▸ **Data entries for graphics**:
╔══
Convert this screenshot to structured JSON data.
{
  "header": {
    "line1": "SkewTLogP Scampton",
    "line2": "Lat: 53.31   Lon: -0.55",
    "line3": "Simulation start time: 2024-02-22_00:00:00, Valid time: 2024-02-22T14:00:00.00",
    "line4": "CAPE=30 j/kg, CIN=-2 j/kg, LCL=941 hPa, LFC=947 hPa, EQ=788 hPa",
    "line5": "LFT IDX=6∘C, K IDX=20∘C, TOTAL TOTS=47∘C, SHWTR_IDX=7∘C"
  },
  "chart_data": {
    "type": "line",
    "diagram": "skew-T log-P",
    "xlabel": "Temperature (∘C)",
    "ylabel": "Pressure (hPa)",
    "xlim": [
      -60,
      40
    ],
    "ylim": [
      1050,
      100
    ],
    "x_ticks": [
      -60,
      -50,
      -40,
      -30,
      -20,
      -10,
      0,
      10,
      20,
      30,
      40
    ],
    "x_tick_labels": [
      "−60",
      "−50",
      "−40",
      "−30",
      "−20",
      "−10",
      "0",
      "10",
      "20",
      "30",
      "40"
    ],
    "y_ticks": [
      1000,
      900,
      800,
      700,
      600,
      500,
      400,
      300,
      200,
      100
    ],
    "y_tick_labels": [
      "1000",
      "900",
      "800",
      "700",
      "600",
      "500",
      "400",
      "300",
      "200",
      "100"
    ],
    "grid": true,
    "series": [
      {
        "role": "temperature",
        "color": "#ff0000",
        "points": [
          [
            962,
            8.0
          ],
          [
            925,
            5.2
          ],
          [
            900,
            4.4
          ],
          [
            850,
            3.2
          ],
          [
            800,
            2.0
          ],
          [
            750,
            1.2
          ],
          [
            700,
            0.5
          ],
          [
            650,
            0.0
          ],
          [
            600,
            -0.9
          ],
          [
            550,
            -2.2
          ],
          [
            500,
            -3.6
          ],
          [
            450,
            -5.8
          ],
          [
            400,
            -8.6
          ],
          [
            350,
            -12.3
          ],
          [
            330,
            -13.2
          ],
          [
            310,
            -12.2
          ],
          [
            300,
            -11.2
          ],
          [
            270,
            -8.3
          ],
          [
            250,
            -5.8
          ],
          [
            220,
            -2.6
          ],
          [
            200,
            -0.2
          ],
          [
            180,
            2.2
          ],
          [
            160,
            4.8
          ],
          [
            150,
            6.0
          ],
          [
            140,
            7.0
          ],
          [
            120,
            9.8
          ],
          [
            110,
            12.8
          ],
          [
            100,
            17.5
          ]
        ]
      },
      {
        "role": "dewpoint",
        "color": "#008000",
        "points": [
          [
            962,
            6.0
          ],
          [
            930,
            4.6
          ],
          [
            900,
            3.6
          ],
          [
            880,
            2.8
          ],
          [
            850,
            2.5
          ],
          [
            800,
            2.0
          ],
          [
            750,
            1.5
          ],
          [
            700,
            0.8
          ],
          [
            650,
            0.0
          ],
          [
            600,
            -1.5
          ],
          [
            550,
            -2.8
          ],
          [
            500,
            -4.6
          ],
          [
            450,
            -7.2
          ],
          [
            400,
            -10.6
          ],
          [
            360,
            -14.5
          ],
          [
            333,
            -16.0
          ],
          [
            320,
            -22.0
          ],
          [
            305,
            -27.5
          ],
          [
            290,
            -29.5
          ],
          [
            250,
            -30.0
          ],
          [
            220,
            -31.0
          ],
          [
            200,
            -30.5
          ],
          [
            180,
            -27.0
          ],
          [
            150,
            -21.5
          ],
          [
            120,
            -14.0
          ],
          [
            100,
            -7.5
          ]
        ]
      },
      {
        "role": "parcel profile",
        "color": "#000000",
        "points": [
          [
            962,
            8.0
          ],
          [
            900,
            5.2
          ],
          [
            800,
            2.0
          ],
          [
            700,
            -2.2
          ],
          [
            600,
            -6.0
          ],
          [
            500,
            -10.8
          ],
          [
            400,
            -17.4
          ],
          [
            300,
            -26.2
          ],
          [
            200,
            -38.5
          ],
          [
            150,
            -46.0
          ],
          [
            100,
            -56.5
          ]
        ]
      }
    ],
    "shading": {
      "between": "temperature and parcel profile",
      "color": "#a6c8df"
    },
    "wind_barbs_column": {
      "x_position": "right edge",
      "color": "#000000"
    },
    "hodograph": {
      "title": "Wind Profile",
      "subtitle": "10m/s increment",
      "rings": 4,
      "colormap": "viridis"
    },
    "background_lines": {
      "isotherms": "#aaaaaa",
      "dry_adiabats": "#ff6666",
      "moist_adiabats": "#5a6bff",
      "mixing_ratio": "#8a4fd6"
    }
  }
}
╚══
Extract all of the data above without altering anything.

▸ **Written response**:
Convert this screenshot to structured JSON data.
{
  "header": {
    "line1": "SkewTLogP Scampton",
    "line2": "Lat: 53.31   Lon: -0.55",
    "line3": "Simulation start time: 2024-02-22_00:00:00, Valid time: 2024-02-22T14:00:00.00",
    "line4": "CAPE=30 j/kg, CIN=-2 j/kg, LCL=941 hPa, LFC=947 hPa, EQ=788 hPa",
    "line5": "LFT IDX=6∘C, K IDX=20∘C, TOTAL TOTS=47∘C, SHWTR_IDX=7∘C"
  },
  "chart_data": {
    "type": "line",
    "diagram": "skew-T log-P",
    "xlabel": "Temperature (∘C)",
    "ylabel": "Pressure (hPa)",
    "xlim": [
      -60,
      40
    ],
    "ylim": [
      1050,
      100
    ],
    "x_ticks": [
      -60,
      -50,
      -40,
      -30,
      -20,
      -10,
      0,
      10,
      20,
      30,
      40
    ],
    "x_tick_labels": [
      "−60",
      "−50",
      "−40",
      "−30",
      "−20",
      "−10",
      "0",
      "10",
      "20",
      "30",
      "40"
    ],
    "y_ticks": [
      1000,
      900,
      800,
      700,
      600,
      500,
      400,
      300,
      200,
      100
    ],
    "y_tick_labels": [
      "1000",
      "900",
      "800",
      "700",
      "600",
      "500",
      "400",
      "300",
      "200",
      "100"
    ],
    "grid": true,
    "series": [
      {
        "role": "temperature",
        "color": "#ff0000",
        "points": [
          [
            962,
            8.0
          ],
          [
            925,
            5.2
          ],
          [
            900,
            4.4
          ],
          [
            850,
            3.2
          ],
          [
            800,
            2.0
          ],
          [
            750,
            1.2
          ],
          [
            700,
            0.5
          ],
          [
            650,
            0.0
          ],
          [
            600,
            -0.9
          ],
          [
            550,
            -2.2
          ],
          [
            500,
            -3.6
          ],
          [
            450,
            -5.8
          ],
          [
            400,
            -8.6
          ],
          [
            350,
            -12.3
          ],
          [
            330,
            -13.2
          ],
          [
            310,
            -12.2
          ],
          [
            300,
            -11.2
          ],
          [
            270,
            -8.3
          ],
          [
            250,
            -5.8
          ],
          [
            220,
            -2.6
          ],
          [
            200,
            -0.2
          ],
          [
            180,
            2.2
          ],
          [
            160,
            4.8
          ],
          [
            150,
            6.0
          ],
          [
            140,
            7.0
          ],
          [
            120,
            9.8
          ],
          [
            110,
            12.8
          ],
          [
            100,
            17.5
          ]
        ]
      },
      {
        "role": "dewpoint",
        "color": "#008000",
        "points": [
          [
            962,
            6.0
          ],
          [
            930,
            4.6
          ],
          [
            900,
            3.6
          ],
          [
            880,
            2.8
          ],
          [
            850,
            2.5
          ],
          [
            800,
            2.0
          ],
          [
            750,
            1.5
          ],
          [
            700,
            0.8
          ],
          [
            650,
            0.0
          ],
          [
            600,
            -1.5
          ],
          [
            550,
            -2.8
          ],
          [
            500,
            -4.6
          ],
          [
            450,
            -7.2
          ],
          [
            400,
            -10.6
          ],
          [
            360,
            -14.5
          ],
          [
            333,
            -16.0
          ],
          [
            320,
            -22.0
          ],
          [
            305,
            -27.5
          ],
          [
            290,
            -29.5
          ],
          [
            250,
            -30.0
          ],
          [
            220,
            -31.0
          ],
          [
            200,
            -30.5
          ],
          [
            180,
            -27.0
          ],
          [
            150,
            -21.5
          ],
          [
            120,
            -14.0
          ],
          [
            100,
            -7.5
          ]
        ]
      },
      {
        "role": "parcel profile",
        "color": "#000000",
        "points": [
          [
            962,
            8.0
          ],
          [
            900,
            5.2
          ],
          [
            800,
            2.0
          ],
          [
            700,
            -2.2
          ],
          [
            600,
            -6.0
          ],
          [
            500,
            -10.8
          ],
          [
            400,
            -17.4
          ],
          [
            300,
            -26.2
          ],
          [
            200,
            -38.5
          ],
          [
            150,
            -46.0
          ],
          [
            100,
            -56.5
          ]
        ]
      }
    ],
    "shading": {
      "between": "temperature and parcel profile",
      "color": "#a6c8df"
    },
    "wind_barbs_column": {
      "x_position": "right edge",
      "color": "#000000"
    },
    "hodograph": {
      "title": "Wind Profile",
      "subtitle": "10m/s increment",
      "rings": 4,
      "colormap": "viridis"
    },
    "background_lines": {
      "isotherms": "#aaaaaa",
      "dry_adiabats": "#ff6666",
      "moist_adiabats": "#5a6bff",
      "mixing_ratio": "#8a4fd6"
    }
  }
}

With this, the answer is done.